Start of Selected passage

27. If Mauritius failed to take the fiscal measures needed to reduce the deficit and to implement structural reforms, there would be serious downside risks to the above outlook. The country would face high and rising fiscal deficits, on the order of 8 percent of GDP or higher starting in 2002/03. To finance such persistent budget deficits, the government would need to increase foreign indebtedness and its recourse to domestic bank and nonbank financing, thereby putting upward pressure on interest rates and crowding out the private sector. Unfavorable debt dynamics—with high deficits fueling larger borrowing requirements, rising interest payments, and higher deficits—could make the fiscal situation unsustainable. Under such a scenario, Mauritius’s credibility could be jeopardized—an outcome that would damage domestic and international confidence, and carry negative implications for medium-term economic prospects.

uA01fig09

Medium-Term Fiscal Projections

(Overall fiscal deficit, in percent of GDP)

End of Selected passage

### Stated problem a
In the records below, starting with the line that contains "- pie-slice-label: 1%: [368, 190, 390, 207]" and going on through the line that contains "- pie-slice-label: 3%: [371, 264, 393, 281]", swap "pie-slice-label" for "slice-label" and write out only those lines again with everything else unchanged.

Start of Records provided

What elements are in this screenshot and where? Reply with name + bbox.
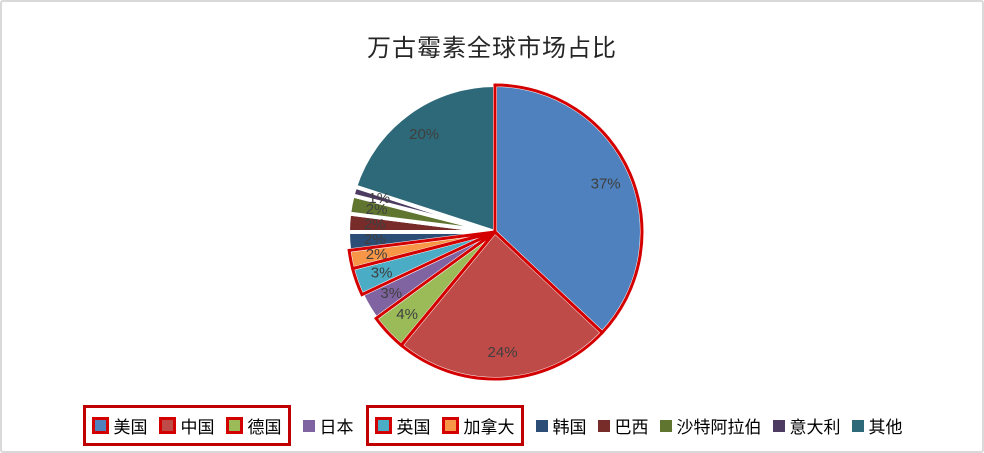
- pie-slice-label: 1%: [368, 190, 390, 207]
- pie-slice-label: 2%: [364, 216, 386, 233]
- legend-swatch-icon: [302, 419, 315, 432]
- legend-item-加拿大[interactable]: 加拿大: [441, 413, 515, 438]
- pie-slice-label: 2%: [366, 201, 388, 218]
- pie-slice-label: 3%: [371, 264, 393, 281]
- legend-swatch-icon: [441, 417, 459, 434]
- pie-slice-label: 20%: [409, 126, 439, 143]
- pie-slice-label: 24%: [488, 344, 518, 361]
- legend-item-沙特阿拉伯[interactable]: 沙特阿拉伯: [659, 413, 762, 438]
- pie-slice-label: 4%: [396, 306, 418, 323]
- legend-item-label: 日本: [319, 418, 354, 437]
- pie-slice-label: 3%: [380, 285, 402, 302]
- legend-item-label: 巴西: [614, 418, 649, 437]
- legend-item-label: 加拿大: [463, 418, 515, 437]
- legend-item-label: 中国: [180, 418, 215, 437]
- pie-slice-highlight-border: [347, 230, 496, 271]
- legend-swatch-icon: [91, 417, 109, 434]
- legend-item-label: 沙特阿拉伯: [676, 418, 762, 437]
- legend-swatch-icon: [772, 419, 785, 432]
- legend-item-label: 意大利: [789, 418, 841, 437]
- legend-item-英国[interactable]: 英国: [374, 413, 431, 438]
- pie-chart-svg: 37%24%4%3%3%2%2%2%2%1%20%: [345, 82, 644, 381]
- legend-swatch-icon: [374, 417, 392, 434]
- legend-item-巴西[interactable]: 巴西: [597, 413, 649, 438]
- legend-swatch-icon: [597, 419, 610, 432]
- pie-slice-highlight-border: [373, 230, 497, 348]
- legend-item-其他[interactable]: 其他: [851, 413, 903, 438]
- legend-swatch-icon: [158, 417, 176, 434]
- pie-slice-其他[interactable]: [352, 82, 497, 235]
- chart-legend: 美国 中国 德国 日本 英国 加拿大 韩国 巴西 沙特阿拉伯 意大利 其他: [2, 405, 982, 446]
- legend-swatch-icon: [535, 419, 548, 432]
- legend-item-美国[interactable]: 美国: [91, 413, 148, 438]
- legend-swatch-icon: [659, 419, 672, 432]
- pie-slice-highlight-border: [399, 229, 605, 381]
- legend-highlight-box: 美国 中国 德国: [82, 405, 291, 446]
- legend-swatch-icon: [851, 419, 864, 432]
- legend-item-label: 英国: [396, 418, 431, 437]
- legend-item-韩国[interactable]: 韩国: [535, 413, 587, 438]
- chart-title: 万古霉素全球市场占比: [367, 35, 617, 62]
- pie-slice-highlight-border: [493, 83, 644, 335]
- legend-item-label: 德国: [247, 418, 282, 437]
- legend-highlight-box: 英国 加拿大: [365, 405, 524, 446]
- legend-item-意大利[interactable]: 意大利: [772, 413, 841, 438]
- legend-item-中国[interactable]: 中国: [158, 413, 215, 438]
- legend-item-日本[interactable]: 日本: [302, 413, 354, 438]
- pie-slice-label: 2%: [366, 246, 388, 263]
- legend-item-label: 韩国: [552, 418, 587, 437]
- legend-item-label: 其他: [868, 418, 903, 437]
- legend-swatch-icon: [225, 417, 243, 434]
- legend-item-德国[interactable]: 德国: [225, 413, 282, 438]
- pie-slice-label: 37%: [591, 176, 621, 193]
- legend-item-label: 美国: [113, 418, 148, 437]
- pie-slice-label: 2%: [364, 231, 386, 248]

End of Records provided

### Stated problem b
According to the passage on Mauritius's fiscal outlook, how large could the fiscal deficits become starting in 2002/03 if the needed measures were not taken?

### Response a
- slice-label: 1%: [368, 190, 390, 207]
- slice-label: 2%: [364, 216, 386, 233]
- legend-swatch-icon: [302, 419, 315, 432]
- legend-item-加拿大[interactable]: 加拿大: [441, 413, 515, 438]
- slice-label: 2%: [366, 201, 388, 218]
- slice-label: 3%: [371, 264, 393, 281]

### Response b
On the order of 8 percent of GDP or higher.